■ **YOUR TASK**
Copy out all the entries word for word.

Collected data

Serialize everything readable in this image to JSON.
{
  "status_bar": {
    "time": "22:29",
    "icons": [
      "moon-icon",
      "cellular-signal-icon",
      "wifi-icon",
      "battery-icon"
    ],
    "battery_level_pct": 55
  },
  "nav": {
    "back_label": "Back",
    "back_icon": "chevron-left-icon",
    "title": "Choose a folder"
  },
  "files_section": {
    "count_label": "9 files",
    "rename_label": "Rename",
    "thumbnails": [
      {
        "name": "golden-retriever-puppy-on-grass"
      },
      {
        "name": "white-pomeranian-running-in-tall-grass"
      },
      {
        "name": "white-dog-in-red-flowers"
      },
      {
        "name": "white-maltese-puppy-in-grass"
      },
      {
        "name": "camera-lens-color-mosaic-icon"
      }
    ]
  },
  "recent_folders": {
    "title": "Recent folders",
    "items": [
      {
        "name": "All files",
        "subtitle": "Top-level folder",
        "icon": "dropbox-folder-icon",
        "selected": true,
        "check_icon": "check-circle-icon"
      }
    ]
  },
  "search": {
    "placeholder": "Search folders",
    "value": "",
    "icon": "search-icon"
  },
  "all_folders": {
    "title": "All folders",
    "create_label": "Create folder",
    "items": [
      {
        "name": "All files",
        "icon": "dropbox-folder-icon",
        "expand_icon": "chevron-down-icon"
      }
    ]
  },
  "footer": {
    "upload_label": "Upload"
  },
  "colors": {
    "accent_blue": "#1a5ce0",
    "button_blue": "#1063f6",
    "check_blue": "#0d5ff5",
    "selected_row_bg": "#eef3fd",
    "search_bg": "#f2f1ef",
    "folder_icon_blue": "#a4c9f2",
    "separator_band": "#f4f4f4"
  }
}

■ **RESPONSE**
Serialize everything readable in this image to JSON.
{
  "status_bar": {
    "time": "22:29",
    "icons": [
      "moon-icon",
      "cellular-signal-icon",
      "wifi-icon",
      "battery-icon"
    ],
    "battery_level_pct": 55
  },
  "nav": {
    "back_label": "Back",
    "back_icon": "chevron-left-icon",
    "title": "Choose a folder"
  },
  "files_section": {
    "count_label": "9 files",
    "rename_label": "Rename",
    "thumbnails": [
      {
        "name": "golden-retriever-puppy-on-grass"
      },
      {
        "name": "white-pomeranian-running-in-tall-grass"
      },
      {
        "name": "white-dog-in-red-flowers"
      },
      {
        "name": "white-maltese-puppy-in-grass"
      },
      {
        "name": "camera-lens-color-mosaic-icon"
      }
    ]
  },
  "recent_folders": {
    "title": "Recent folders",
    "items": [
      {
        "name": "All files",
        "subtitle": "Top-level folder",
        "icon": "dropbox-folder-icon",
        "selected": true,
        "check_icon": "check-circle-icon"
      }
    ]
  },
  "search": {
    "placeholder": "Search folders",
    "value": "",
    "icon": "search-icon"
  },
  "all_folders": {
    "title": "All folders",
    "create_label": "Create folder",
    "items": [
      {
        "name": "All files",
        "icon": "dropbox-folder-icon",
        "expand_icon": "chevron-down-icon"
      }
    ]
  },
  "footer": {
    "upload_label": "Upload"
  },
  "colors": {
    "accent_blue": "#1a5ce0",
    "button_blue": "#1063f6",
    "check_blue": "#0d5ff5",
    "selected_row_bg": "#eef3fd",
    "search_bg": "#f2f1ef",
    "folder_icon_blue": "#a4c9f2",
    "separator_band": "#f4f4f4"
  }
}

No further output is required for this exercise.